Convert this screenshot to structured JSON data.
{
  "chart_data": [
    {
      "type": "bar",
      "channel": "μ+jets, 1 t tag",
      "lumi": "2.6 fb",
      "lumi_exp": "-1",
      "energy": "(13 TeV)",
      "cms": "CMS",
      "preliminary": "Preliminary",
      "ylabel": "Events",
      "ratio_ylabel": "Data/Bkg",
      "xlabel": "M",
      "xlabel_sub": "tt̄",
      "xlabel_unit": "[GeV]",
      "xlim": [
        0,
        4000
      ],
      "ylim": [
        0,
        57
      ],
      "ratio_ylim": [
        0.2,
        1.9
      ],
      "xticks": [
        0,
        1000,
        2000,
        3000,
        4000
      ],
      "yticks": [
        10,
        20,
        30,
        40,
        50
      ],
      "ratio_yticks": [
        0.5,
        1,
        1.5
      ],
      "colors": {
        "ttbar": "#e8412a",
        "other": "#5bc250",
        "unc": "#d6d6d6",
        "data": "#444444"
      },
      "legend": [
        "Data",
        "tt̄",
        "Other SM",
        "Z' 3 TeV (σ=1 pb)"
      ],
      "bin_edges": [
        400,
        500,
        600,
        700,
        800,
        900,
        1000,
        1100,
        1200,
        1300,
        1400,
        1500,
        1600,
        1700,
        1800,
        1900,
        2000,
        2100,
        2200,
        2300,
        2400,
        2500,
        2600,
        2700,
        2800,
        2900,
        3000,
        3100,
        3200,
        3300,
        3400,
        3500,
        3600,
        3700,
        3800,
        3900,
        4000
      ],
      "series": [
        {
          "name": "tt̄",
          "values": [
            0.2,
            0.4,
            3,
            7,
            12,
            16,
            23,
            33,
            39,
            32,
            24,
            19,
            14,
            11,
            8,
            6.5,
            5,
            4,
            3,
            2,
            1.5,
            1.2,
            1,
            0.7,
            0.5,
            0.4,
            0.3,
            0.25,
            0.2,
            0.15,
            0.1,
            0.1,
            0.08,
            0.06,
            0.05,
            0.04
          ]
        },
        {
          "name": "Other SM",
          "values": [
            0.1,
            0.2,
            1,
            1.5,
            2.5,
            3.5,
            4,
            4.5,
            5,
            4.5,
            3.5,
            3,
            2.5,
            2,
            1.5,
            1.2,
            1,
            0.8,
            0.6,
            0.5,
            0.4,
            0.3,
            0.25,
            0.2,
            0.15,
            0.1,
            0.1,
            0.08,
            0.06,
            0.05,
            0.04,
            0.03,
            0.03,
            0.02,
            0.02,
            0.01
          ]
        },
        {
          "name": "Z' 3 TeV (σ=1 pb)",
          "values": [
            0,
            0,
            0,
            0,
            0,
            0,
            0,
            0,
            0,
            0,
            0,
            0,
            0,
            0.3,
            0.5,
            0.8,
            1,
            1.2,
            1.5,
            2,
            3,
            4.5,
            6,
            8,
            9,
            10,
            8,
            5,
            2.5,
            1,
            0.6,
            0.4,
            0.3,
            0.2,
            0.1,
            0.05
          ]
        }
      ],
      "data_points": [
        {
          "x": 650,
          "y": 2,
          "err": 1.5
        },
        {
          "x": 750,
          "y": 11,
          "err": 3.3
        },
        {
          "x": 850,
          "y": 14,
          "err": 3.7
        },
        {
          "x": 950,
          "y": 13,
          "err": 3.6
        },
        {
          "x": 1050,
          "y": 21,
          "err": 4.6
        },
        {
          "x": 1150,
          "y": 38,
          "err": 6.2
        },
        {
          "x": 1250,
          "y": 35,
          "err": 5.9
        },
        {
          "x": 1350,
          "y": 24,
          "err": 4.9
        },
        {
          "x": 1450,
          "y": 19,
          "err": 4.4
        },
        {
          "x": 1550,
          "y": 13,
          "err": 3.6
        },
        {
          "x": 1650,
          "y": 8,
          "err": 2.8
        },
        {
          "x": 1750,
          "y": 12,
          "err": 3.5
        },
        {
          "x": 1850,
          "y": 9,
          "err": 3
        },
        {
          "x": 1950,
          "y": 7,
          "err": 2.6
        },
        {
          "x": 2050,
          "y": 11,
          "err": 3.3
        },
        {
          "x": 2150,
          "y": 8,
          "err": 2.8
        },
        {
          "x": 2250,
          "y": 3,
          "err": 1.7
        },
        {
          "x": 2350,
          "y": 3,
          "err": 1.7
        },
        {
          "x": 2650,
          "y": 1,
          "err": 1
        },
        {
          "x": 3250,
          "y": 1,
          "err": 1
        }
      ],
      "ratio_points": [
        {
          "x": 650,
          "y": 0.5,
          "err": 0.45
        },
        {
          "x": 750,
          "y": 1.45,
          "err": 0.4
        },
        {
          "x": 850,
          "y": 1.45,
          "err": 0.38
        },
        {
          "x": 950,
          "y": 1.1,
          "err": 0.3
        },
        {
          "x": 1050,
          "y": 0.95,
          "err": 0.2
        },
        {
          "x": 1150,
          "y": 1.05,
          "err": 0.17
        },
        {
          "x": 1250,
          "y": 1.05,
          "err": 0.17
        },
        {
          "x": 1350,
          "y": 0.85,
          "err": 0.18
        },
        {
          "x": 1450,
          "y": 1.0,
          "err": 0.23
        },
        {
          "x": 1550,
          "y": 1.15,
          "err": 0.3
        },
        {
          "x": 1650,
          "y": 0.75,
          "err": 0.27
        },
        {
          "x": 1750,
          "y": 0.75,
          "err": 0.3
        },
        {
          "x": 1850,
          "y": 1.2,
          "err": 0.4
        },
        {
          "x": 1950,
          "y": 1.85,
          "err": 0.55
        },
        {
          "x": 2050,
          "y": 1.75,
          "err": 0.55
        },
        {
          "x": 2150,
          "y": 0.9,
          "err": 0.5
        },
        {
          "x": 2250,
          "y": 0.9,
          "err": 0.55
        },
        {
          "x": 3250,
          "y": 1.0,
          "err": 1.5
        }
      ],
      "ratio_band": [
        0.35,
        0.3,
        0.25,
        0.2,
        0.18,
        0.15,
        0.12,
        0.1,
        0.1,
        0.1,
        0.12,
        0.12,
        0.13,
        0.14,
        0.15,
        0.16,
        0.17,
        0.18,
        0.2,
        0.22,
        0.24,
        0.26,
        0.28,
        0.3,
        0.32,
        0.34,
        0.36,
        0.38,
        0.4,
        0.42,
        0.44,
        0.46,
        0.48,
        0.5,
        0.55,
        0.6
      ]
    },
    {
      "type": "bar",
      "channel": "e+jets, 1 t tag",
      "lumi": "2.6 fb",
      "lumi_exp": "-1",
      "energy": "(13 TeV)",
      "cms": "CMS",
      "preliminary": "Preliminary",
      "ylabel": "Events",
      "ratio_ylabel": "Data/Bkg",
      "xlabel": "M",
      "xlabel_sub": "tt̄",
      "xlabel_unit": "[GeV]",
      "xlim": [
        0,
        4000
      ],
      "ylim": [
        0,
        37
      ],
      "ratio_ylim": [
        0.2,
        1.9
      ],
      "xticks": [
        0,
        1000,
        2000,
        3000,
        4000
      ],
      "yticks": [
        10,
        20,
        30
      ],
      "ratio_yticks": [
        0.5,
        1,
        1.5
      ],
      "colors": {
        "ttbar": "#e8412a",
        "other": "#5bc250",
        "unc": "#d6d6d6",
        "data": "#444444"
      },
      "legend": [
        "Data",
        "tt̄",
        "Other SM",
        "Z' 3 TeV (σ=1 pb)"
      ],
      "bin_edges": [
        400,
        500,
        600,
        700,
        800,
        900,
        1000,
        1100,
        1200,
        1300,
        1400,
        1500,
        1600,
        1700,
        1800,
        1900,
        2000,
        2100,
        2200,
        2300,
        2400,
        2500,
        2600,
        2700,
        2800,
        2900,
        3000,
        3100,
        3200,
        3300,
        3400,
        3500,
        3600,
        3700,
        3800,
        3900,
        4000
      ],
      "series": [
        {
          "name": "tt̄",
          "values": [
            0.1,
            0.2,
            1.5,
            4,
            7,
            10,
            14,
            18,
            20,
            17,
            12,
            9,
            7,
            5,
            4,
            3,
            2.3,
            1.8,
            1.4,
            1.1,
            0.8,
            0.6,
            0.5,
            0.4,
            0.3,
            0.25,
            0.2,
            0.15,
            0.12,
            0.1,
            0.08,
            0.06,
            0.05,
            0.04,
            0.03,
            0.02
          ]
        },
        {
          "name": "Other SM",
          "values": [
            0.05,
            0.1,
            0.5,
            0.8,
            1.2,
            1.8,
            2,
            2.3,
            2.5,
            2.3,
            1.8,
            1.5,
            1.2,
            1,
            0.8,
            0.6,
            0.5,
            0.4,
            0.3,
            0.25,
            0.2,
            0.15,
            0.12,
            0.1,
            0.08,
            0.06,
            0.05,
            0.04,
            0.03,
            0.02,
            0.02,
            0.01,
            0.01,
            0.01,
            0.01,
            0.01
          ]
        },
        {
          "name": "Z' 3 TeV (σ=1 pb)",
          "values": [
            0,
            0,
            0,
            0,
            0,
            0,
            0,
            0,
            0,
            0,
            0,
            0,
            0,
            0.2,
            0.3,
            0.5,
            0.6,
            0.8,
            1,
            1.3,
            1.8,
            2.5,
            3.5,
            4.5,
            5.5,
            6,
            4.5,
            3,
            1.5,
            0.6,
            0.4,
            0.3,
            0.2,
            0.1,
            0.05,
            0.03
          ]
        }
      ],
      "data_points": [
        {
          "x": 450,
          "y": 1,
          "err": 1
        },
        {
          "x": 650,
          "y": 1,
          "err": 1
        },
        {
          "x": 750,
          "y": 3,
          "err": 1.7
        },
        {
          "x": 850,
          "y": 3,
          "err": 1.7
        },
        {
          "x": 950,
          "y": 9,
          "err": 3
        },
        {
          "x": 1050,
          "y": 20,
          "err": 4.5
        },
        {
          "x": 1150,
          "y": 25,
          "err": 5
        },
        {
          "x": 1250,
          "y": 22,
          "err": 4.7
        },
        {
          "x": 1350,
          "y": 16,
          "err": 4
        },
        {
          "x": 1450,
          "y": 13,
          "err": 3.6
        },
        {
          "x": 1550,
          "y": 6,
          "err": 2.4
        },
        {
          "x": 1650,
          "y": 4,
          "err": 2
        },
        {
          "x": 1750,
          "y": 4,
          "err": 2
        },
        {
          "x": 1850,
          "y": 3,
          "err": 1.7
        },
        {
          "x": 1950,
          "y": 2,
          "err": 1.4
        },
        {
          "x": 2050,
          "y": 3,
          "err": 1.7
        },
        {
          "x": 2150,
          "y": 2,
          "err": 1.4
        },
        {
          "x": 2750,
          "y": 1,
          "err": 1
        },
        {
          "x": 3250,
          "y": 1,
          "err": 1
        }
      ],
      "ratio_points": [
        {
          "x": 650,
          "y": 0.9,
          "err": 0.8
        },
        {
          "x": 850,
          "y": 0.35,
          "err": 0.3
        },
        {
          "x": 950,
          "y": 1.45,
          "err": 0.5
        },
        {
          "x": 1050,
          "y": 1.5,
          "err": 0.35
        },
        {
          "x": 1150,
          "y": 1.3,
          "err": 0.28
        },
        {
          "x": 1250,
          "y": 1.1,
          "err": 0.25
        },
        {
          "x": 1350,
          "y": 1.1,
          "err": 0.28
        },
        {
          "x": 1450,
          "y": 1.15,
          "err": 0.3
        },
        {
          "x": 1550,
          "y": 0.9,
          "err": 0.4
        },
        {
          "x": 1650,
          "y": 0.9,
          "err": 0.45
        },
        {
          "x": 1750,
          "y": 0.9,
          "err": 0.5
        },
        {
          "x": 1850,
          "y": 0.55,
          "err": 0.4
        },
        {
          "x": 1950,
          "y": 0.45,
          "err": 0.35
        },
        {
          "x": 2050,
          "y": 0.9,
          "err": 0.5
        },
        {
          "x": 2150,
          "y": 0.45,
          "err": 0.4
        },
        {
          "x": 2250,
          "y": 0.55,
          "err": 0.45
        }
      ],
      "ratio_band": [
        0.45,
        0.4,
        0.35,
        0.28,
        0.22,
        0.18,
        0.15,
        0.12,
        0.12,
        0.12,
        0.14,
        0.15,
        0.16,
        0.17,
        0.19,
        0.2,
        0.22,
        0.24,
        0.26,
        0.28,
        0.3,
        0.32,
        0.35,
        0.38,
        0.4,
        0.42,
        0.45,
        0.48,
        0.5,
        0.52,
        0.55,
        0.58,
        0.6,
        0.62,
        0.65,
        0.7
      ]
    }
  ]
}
^^^^
What to work on
In the entries above, find each line with the word "channel" and copy it.

Answer in full
      "channel": "μ+jets, 1 t tag",
      "channel": "e+jets, 1 t tag",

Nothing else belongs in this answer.